Exercise directions: Write out all entries word for word.

Data provided:
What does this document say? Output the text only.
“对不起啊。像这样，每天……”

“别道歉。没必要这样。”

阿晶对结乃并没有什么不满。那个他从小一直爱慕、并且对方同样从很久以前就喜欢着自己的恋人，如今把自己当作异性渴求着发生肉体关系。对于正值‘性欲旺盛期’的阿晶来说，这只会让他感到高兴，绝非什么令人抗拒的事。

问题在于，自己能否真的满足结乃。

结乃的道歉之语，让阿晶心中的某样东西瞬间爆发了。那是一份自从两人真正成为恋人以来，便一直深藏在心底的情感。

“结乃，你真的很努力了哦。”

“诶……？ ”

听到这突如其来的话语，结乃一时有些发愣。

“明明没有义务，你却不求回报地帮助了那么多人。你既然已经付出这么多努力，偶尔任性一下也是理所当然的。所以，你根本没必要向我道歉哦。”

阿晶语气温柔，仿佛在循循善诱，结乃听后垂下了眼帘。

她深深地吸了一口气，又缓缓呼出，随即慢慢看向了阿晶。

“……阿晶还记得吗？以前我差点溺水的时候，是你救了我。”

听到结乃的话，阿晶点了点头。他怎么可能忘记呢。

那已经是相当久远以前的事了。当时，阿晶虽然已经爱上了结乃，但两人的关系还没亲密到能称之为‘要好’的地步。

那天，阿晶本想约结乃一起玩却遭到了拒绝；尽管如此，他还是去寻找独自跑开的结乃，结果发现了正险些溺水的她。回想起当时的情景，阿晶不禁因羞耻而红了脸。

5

Task solution:
What does this document say? Output the text only.
“对不起啊。像这样，每天……”

“别道歉。没必要这样。”

阿晶对结乃并没有什么不满。那个他从小一直爱慕、并且对方同样从很久以前就喜欢着自己的恋人，如今把自己当作异性渴求着发生肉体关系。对于正值‘性欲旺盛期’的阿晶来说，这只会让他感到高兴，绝非什么令人抗拒的事。

问题在于，自己能否真的满足结乃。

结乃的道歉之语，让阿晶心中的某样东西瞬间爆发了。那是一份自从两人真正成为恋人以来，便一直深藏在心底的情感。

“结乃，你真的很努力了哦。”

“诶……？ ”

听到这突如其来的话语，结乃一时有些发愣。

“明明没有义务，你却不求回报地帮助了那么多人。你既然已经付出这么多努力，偶尔任性一下也是理所当然的。所以，你根本没必要向我道歉哦。”

阿晶语气温柔，仿佛在循循善诱，结乃听后垂下了眼帘。

她深深地吸了一口气，又缓缓呼出，随即慢慢看向了阿晶。

“……阿晶还记得吗？以前我差点溺水的时候，是你救了我。”

听到结乃的话，阿晶点了点头。他怎么可能忘记呢。

那已经是相当久远以前的事了。当时，阿晶虽然已经爱上了结乃，但两人的关系还没亲密到能称之为‘要好’的地步。

那天，阿晶本想约结乃一起玩却遭到了拒绝；尽管如此，他还是去寻找独自跑开的结乃，结果发现了正险些溺水的她。回想起当时的情景，阿晶不禁因羞耻而红了脸。

5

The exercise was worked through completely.